__REQUIREMENT__
Take the data from the line with "Patent image size: (823, 312)." up to and including the line with "The battery cassette" and write those lines out again, renaming "sequence controller" to "control unit" and leaving everything else unchanged.
begin EXERCISE INPUTS
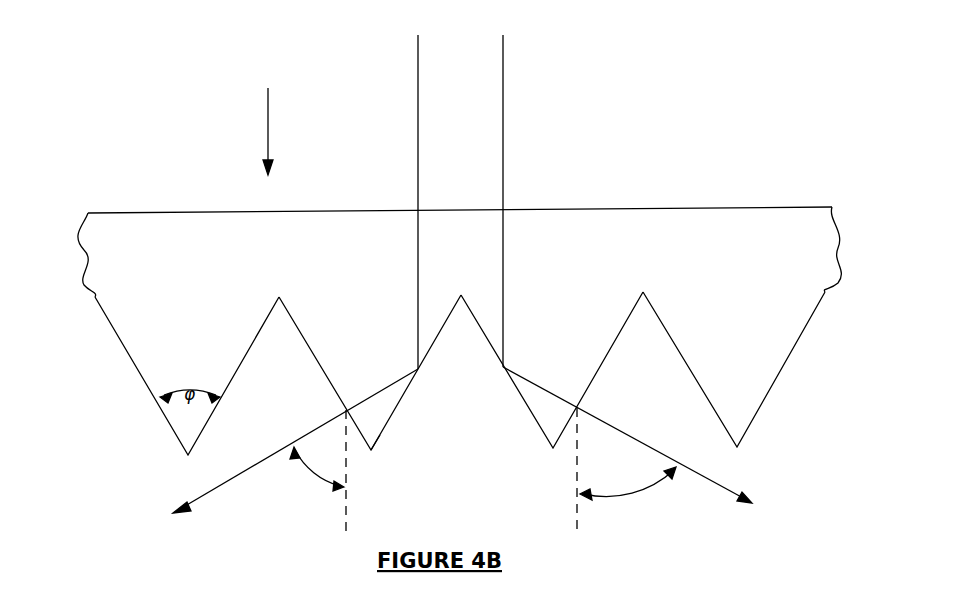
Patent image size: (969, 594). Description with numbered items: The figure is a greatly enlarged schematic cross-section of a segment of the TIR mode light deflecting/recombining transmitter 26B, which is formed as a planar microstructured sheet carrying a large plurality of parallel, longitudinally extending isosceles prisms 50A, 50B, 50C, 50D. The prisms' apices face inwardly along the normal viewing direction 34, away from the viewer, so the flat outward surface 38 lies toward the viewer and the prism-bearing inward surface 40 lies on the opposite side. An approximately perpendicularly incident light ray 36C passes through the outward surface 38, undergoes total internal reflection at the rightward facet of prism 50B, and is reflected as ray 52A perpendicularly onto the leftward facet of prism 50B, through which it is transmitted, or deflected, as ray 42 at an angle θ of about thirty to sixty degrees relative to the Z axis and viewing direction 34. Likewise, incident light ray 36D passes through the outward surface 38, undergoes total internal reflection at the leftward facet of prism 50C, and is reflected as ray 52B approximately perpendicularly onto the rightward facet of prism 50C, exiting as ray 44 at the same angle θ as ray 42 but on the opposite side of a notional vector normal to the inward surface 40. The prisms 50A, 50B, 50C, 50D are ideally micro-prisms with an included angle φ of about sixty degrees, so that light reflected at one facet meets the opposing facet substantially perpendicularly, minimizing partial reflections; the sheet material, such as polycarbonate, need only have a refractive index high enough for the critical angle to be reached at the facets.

The TIR mode light deflecting/recombining transmitter 26B is at (708, 180).
The normal viewing direction 34 is at (268, 133).
The incident light ray 36C is at (418, 96).
The incident light ray 36D is at (503, 99).
The outward surface 38 is at (356, 212).
The inward surface 40 is at (393, 413).
The deflected ray 42 is at (220, 485).
The deflected ray 44 is at (722, 487).
The isosceles prism 50A is at (187, 376).
The isosceles prism 50B is at (370, 372).
The isosceles prism 50C is at (552, 370).
The isosceles prism 50D is at (734, 369).
The reflected ray 52A is at (355, 406).
The reflected ray 52B is at (504, 366).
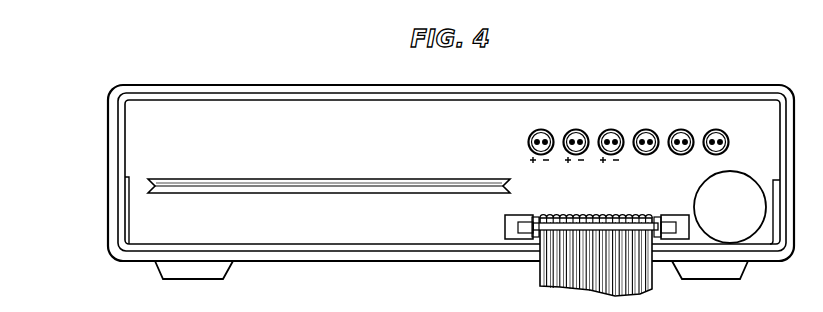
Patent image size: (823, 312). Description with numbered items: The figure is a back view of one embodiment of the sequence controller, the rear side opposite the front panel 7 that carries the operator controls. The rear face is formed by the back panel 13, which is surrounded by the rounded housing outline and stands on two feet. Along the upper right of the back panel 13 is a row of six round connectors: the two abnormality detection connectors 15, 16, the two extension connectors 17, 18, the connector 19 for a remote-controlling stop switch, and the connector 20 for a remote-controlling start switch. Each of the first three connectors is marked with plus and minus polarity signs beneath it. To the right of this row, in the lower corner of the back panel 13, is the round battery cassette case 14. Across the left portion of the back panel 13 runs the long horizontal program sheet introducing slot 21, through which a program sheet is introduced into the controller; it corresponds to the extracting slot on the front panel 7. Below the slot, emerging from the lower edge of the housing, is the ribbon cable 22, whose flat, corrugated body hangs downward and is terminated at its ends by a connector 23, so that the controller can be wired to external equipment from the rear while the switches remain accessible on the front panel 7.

The front panel 7 is at (328, 86).
The back panel 13 is at (266, 121).
The battery cassette case 14 is at (751, 173).
The abnormality detection connector 15 is at (548, 131).
The abnormality detection connector 16 is at (583, 131).
The extension connector 17 is at (618, 131).
The extension connector 18 is at (653, 131).
The connector for a remote-controlling stop switch 19 is at (688, 131).
The connector for a remote-controlling start switch 20 is at (723, 131).
The program sheet introducing slot 21 is at (338, 181).
The ribbon cable 22 is at (585, 282).
The connector 23 is at (520, 239).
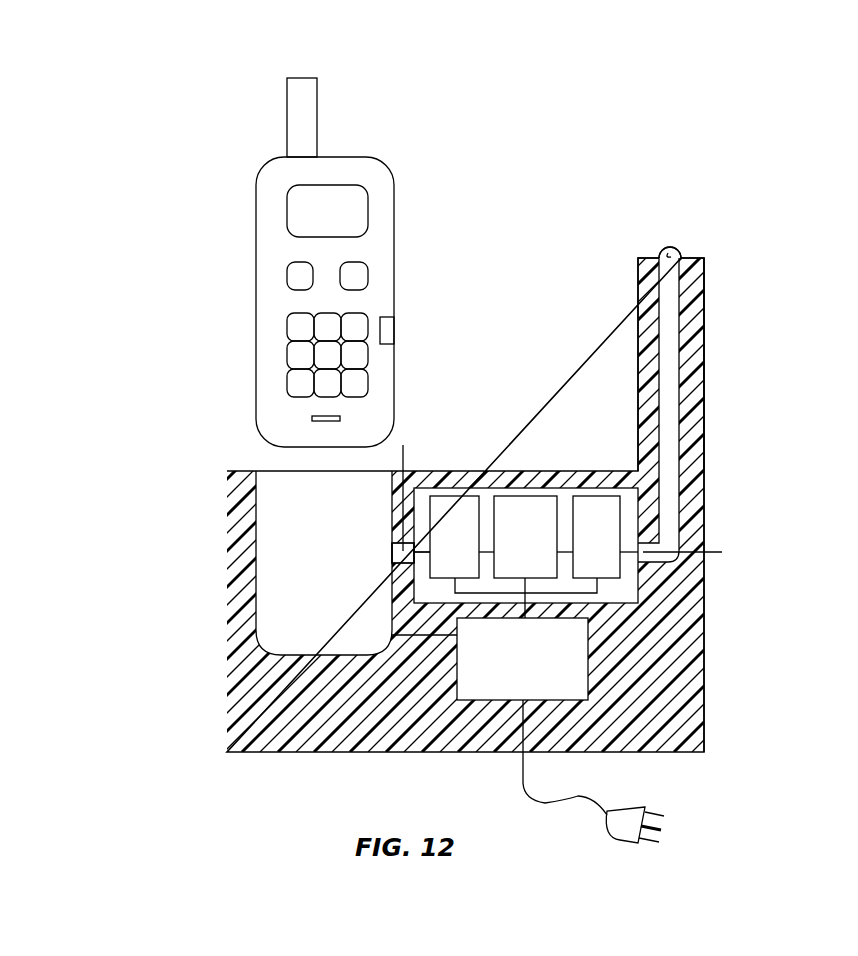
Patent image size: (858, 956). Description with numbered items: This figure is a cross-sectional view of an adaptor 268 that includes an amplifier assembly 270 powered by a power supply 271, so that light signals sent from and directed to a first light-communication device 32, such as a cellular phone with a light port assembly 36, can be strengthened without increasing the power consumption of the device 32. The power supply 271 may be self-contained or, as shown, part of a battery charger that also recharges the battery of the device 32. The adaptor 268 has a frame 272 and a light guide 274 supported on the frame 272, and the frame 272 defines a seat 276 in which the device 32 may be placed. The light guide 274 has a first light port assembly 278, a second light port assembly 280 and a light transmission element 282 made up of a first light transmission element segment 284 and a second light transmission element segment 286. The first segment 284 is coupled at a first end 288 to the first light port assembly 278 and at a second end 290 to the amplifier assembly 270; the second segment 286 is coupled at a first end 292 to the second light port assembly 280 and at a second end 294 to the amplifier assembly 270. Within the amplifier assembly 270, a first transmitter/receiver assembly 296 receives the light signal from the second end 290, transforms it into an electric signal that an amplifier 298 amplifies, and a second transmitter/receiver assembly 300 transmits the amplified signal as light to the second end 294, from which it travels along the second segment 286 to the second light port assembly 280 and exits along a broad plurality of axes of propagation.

The first light-communication device 32 is at (380, 234).
The light port assembly 36 is at (388, 333).
The adaptor 268 is at (548, 231).
The amplifier assembly 270 is at (512, 488).
The power supply 271 is at (505, 690).
The frame 272 is at (773, 749).
The light guide 274 is at (690, 497).
The seat 276 is at (276, 554).
The first light port assembly 278 is at (386, 567).
The second light port assembly 280 is at (680, 236).
The light transmission element 282 is at (683, 442).
The first light transmission element segment 284 is at (403, 445).
The second light transmission element segment 286 is at (662, 355).
The first end 288 is at (392, 552).
The second end 290 is at (418, 515).
The first end 292 is at (671, 256).
The second end 294 is at (689, 552).
The first transmitter/receiver assembly 296 is at (473, 564).
The amplifier 298 is at (544, 564).
The second transmitter/receiver assembly 300 is at (579, 564).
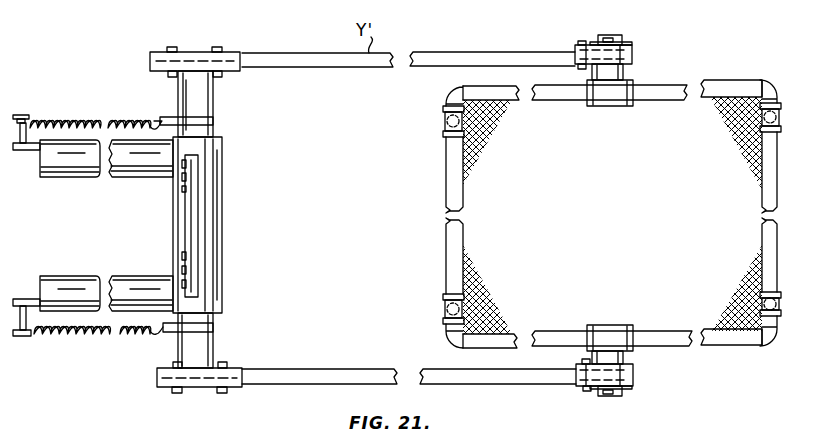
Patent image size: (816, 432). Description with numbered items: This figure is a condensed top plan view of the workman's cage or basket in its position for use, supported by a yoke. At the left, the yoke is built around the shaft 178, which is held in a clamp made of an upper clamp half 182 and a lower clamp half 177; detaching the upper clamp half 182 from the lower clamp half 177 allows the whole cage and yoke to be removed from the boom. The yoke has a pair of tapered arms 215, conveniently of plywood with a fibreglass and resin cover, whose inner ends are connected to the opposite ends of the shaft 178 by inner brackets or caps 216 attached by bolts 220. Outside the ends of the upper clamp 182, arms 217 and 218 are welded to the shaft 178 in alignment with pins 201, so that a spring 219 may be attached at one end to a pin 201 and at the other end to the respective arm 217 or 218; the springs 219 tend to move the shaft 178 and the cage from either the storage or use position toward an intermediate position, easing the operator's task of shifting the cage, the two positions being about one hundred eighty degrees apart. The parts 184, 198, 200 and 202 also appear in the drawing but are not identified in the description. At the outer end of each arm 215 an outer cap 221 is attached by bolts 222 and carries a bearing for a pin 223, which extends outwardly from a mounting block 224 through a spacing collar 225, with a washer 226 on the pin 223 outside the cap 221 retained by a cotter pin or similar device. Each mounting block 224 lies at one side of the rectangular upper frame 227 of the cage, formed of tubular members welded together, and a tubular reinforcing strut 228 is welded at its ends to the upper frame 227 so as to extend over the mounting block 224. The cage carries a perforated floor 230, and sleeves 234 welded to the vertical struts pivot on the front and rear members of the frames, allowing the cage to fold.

The lower clamp half 177 is at (177, 222).
The shaft 178 is at (214, 90).
The upper clamp half 182 is at (222, 186).
The slide member 184 is at (198, 222).
The cylinder 198 is at (152, 178).
The rod 200 is at (24, 151).
The pin 201 is at (35, 125).
The stop member 202 is at (18, 115).
The tapered arm 215 is at (322, 30).
The inner bracket or cap 216 is at (157, 380).
The arm 217 is at (214, 332).
The arm 218 is at (214, 121).
The spring 219 is at (126, 118).
The bolt 220 is at (231, 42).
The outer cap 221 is at (634, 55).
The bolt 222 is at (588, 26).
The pin 223 is at (603, 35).
The mounting block 224 is at (614, 106).
The spacing collar 225 is at (624, 72).
The washer 226 is at (631, 44).
The upper frame 227 is at (447, 202).
The reinforcing strut 228 is at (484, 92).
The perforated floor 230 is at (492, 122).
The sleeve 234 is at (443, 134).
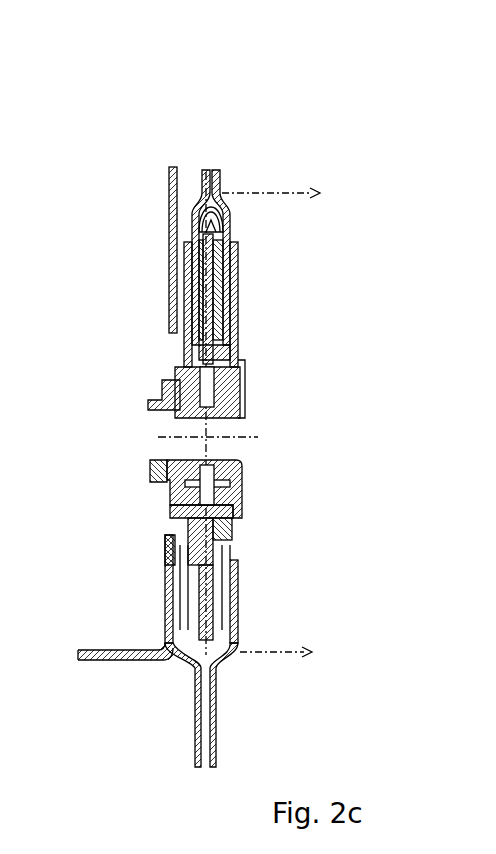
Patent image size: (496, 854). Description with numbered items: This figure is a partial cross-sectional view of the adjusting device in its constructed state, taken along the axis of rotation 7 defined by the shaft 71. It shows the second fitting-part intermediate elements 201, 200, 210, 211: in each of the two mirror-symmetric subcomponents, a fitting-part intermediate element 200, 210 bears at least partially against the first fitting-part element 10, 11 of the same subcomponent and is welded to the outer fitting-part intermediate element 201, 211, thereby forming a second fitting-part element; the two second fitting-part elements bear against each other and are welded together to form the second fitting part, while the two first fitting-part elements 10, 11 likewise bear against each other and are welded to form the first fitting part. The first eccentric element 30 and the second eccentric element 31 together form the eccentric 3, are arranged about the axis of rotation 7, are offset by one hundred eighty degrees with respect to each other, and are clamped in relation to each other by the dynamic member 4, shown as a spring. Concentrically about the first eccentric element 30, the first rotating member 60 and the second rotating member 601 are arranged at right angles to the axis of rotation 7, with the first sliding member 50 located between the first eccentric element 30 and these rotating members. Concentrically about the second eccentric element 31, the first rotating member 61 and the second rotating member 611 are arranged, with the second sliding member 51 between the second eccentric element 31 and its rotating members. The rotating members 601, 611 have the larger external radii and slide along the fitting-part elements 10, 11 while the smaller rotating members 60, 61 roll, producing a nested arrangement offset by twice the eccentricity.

The eccentric 3 is at (288, 423).
The outer fitting-part intermediate element 201 is at (198, 240).
The fitting-part intermediate element 200 is at (200, 178).
The fitting-part intermediate element 210 is at (218, 178).
The outer fitting-part intermediate element 211 is at (190, 232).
The first fitting-part element 10 is at (210, 252).
The first fitting-part element 11 is at (208, 277).
The second sliding member 51 is at (215, 325).
The second eccentric element 31 is at (213, 352).
The first eccentric element 30 is at (207, 365).
The axis of rotation 7 is at (246, 437).
The second rotating member 601 is at (195, 308).
The first rotating member 60 is at (198, 332).
The first sliding member 50 is at (195, 346).
The shaft 71 is at (187, 405).
The dynamic member 4 is at (200, 483).
The first rotating member 61 is at (208, 525).
The second rotating member 611 is at (214, 548).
end EXERCISE INPUTS
__SOLUTION TO THE EXERCISE__
Patent image size: (823, 312). Description with numbered items: The figure is a back view of one embodiment of the control unit, the rear side opposite the front panel 7 that carries the operator controls. The rear face is formed by the back panel 13, which is surrounded by the rounded housing outline and stands on two feet. Along the upper right of the back panel 13 is a row of six round connectors: the two abnormality detection connectors 15, 16, the two extension connectors 17, 18, the connector 19 for a remote-controlling stop switch, and the connector 20 for a remote-controlling start switch. Each of the first three connectors is marked with plus and minus polarity signs beneath it. To the right of this row, in the lower corner of the back panel 13, is the round battery cassette case 14. Across the left portion of the back panel 13 runs the long horizontal program sheet introducing slot 21, through which a program sheet is introduced into the controller; it corresponds to the extracting slot on the front panel 7. Below the slot, emerging from the lower edge of the housing, is the ribbon cable 22, whose flat, corrugated body hangs downward and is terminated at its ends by a connector 23, so that the controller can be wired to external equipment from the rear while the switches remain accessible on the front panel 7.

The front panel 7 is at (328, 86).
The back panel 13 is at (266, 121).
The battery cassette case 14 is at (751, 173).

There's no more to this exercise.